Directions:
Output all records precisely as written.

Data section:
====================

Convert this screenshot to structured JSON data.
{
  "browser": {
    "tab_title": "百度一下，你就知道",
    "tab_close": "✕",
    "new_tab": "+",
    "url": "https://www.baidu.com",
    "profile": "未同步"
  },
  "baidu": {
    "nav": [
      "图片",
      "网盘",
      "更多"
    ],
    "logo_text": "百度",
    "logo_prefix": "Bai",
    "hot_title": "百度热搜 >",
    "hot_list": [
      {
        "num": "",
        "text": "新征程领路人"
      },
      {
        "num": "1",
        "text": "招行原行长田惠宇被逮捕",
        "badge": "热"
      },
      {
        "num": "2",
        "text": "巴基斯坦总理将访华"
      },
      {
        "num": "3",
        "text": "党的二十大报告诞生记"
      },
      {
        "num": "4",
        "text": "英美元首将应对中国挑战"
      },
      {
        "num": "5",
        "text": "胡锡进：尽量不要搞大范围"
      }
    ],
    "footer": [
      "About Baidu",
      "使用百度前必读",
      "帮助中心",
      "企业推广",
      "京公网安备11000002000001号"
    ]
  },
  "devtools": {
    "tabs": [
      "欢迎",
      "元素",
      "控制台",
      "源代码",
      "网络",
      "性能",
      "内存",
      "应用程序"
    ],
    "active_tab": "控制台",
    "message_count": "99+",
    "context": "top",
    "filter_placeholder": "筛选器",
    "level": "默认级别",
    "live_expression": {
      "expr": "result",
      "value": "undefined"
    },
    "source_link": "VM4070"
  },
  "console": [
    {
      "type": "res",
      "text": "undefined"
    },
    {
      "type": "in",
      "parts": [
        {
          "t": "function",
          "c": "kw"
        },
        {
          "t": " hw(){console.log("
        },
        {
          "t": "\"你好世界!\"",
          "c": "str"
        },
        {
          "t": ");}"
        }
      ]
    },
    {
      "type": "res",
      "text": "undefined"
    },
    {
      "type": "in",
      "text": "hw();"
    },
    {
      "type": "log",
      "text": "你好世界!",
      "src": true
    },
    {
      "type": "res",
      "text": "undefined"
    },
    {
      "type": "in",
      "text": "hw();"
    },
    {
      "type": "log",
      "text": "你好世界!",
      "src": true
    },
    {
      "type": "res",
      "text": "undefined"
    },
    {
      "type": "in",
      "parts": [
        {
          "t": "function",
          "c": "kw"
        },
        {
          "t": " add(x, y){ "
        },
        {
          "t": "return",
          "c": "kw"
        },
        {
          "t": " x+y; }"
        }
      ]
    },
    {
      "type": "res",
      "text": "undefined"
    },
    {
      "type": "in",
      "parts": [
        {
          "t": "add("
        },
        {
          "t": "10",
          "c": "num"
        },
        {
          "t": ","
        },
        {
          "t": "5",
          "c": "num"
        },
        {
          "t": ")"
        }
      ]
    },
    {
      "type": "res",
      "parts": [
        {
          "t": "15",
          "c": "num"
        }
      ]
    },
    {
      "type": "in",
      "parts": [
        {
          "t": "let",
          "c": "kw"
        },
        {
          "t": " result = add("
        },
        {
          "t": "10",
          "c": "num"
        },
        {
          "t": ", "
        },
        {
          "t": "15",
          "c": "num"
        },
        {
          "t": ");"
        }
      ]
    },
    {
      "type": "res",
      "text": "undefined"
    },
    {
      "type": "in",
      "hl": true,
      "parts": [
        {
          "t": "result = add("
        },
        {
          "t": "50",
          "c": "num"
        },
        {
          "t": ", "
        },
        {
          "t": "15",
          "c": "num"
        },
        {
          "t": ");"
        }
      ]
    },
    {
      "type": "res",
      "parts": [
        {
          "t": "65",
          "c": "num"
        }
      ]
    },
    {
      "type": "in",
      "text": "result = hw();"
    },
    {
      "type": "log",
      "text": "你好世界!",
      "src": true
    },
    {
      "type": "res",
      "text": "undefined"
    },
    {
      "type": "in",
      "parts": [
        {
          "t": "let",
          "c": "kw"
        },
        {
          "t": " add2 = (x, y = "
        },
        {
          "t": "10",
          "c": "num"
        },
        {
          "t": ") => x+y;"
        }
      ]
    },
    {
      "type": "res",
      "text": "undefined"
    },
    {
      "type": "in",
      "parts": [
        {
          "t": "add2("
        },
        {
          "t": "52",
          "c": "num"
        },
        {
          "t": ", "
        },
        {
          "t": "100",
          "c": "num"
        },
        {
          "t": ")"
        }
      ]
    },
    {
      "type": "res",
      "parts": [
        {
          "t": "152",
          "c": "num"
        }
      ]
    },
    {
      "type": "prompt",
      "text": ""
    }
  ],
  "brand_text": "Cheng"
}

====================

The reply:
Convert this screenshot to structured JSON data.
{
  "browser": {
    "tab_title": "百度一下，你就知道",
    "tab_close": "✕",
    "new_tab": "+",
    "url": "https://www.baidu.com",
    "profile": "未同步"
  },
  "baidu": {
    "nav": [
      "图片",
      "网盘",
      "更多"
    ],
    "logo_text": "百度",
    "logo_prefix": "Bai",
    "hot_title": "百度热搜 >",
    "hot_list": [
      {
        "num": "",
        "text": "新征程领路人"
      },
      {
        "num": "1",
        "text": "招行原行长田惠宇被逮捕",
        "badge": "热"
      },
      {
        "num": "2",
        "text": "巴基斯坦总理将访华"
      },
      {
        "num": "3",
        "text": "党的二十大报告诞生记"
      },
      {
        "num": "4",
        "text": "英美元首将应对中国挑战"
      },
      {
        "num": "5",
        "text": "胡锡进：尽量不要搞大范围"
      }
    ],
    "footer": [
      "About Baidu",
      "使用百度前必读",
      "帮助中心",
      "企业推广",
      "京公网安备11000002000001号"
    ]
  },
  "devtools": {
    "tabs": [
      "欢迎",
      "元素",
      "控制台",
      "源代码",
      "网络",
      "性能",
      "内存",
      "应用程序"
    ],
    "active_tab": "控制台",
    "message_count": "99+",
    "context": "top",
    "filter_placeholder": "筛选器",
    "level": "默认级别",
    "live_expression": {
      "expr": "result",
      "value": "undefined"
    },
    "source_link": "VM4070"
  },
  "console": [
    {
      "type": "res",
      "text": "undefined"
    },
    {
      "type": "in",
      "parts": [
        {
          "t": "function",
          "c": "kw"
        },
        {
          "t": " hw(){console.log("
        },
        {
          "t": "\"你好世界!\"",
          "c": "str"
        },
        {
          "t": ");}"
        }
      ]
    },
    {
      "type": "res",
      "text": "undefined"
    },
    {
      "type": "in",
      "text": "hw();"
    },
    {
      "type": "log",
      "text": "你好世界!",
      "src": true
    },
    {
      "type": "res",
      "text": "undefined"
    },
    {
      "type": "in",
      "text": "hw();"
    },
    {
      "type": "log",
      "text": "你好世界!",
      "src": true
    },
    {
      "type": "res",
      "text": "undefined"
    },
    {
      "type": "in",
      "parts": [
        {
          "t": "function",
          "c": "kw"
        },
        {
          "t": " add(x, y){ "
        },
        {
          "t": "return",
          "c": "kw"
        },
        {
          "t": " x+y; }"
        }
      ]
    },
    {
      "type": "res",
      "text": "undefined"
    },
    {
      "type": "in",
      "parts": [
        {
          "t": "add("
        },
        {
          "t": "10",
          "c": "num"
        },
        {
          "t": ","
        },
        {
          "t": "5",
          "c": "num"
        },
        {
          "t": ")"
        }
      ]
    },
    {
      "type": "res",
      "parts": [
        {
          "t": "15",
          "c": "num"
        }
      ]
    },
    {
      "type": "in",
      "parts": [
        {
          "t": "let",
          "c": "kw"
        },
        {
          "t": " result = add("
        },
        {
          "t": "10",
          "c": "num"
        },
        {
          "t": ", "
        },
        {
          "t": "15",
          "c": "num"
        },
        {
          "t": ");"
        }
      ]
    },
    {
      "type": "res",
      "text": "undefined"
    },
    {
      "type": "in",
      "hl": true,
      "parts": [
        {
          "t": "result = add("
        },
        {
          "t": "50",
          "c": "num"
        },
        {
          "t": ", "
        },
        {
          "t": "15",
          "c": "num"
        },
        {
          "t": ");"
        }
      ]
    },
    {
      "type": "res",
      "parts": [
        {
          "t": "65",
          "c": "num"
        }
      ]
    },
    {
      "type": "in",
      "text": "result = hw();"
    },
    {
      "type": "log",
      "text": "你好世界!",
      "src": true
    },
    {
      "type": "res",
      "text": "undefined"
    },
    {
      "type": "in",
      "parts": [
        {
          "t": "let",
          "c": "kw"
        },
        {
          "t": " add2 = (x, y = "
        },
        {
          "t": "10",
          "c": "num"
        },
        {
          "t": ") => x+y;"
        }
      ]
    },
    {
      "type": "res",
      "text": "undefined"
    },
    {
      "type": "in",
      "parts": [
        {
          "t": "add2("
        },
        {
          "t": "52",
          "c": "num"
        },
        {
          "t": ", "
        },
        {
          "t": "100",
          "c": "num"
        },
        {
          "t": ")"
        }
      ]
    },
    {
      "type": "res",
      "parts": [
        {
          "t": "152",
          "c": "num"
        }
      ]
    },
    {
      "type": "prompt",
      "text": ""
    }
  ],
  "brand_text": "Cheng"
}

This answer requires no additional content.